* begin Records for the exercise *

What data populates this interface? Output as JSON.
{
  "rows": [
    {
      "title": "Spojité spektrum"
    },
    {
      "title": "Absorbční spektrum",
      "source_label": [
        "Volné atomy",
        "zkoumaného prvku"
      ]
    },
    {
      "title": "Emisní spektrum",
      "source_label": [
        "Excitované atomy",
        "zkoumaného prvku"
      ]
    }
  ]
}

* end Records for the exercise *

[What the task asks]: Produce an exact copy of all the records.

[Exercise answer]:
What data populates this interface? Output as JSON.
{
  "rows": [
    {
      "title": "Spojité spektrum"
    },
    {
      "title": "Absorbční spektrum",
      "source_label": [
        "Volné atomy",
        "zkoumaného prvku"
      ]
    },
    {
      "title": "Emisní spektrum",
      "source_label": [
        "Excitované atomy",
        "zkoumaného prvku"
      ]
    }
  ]
}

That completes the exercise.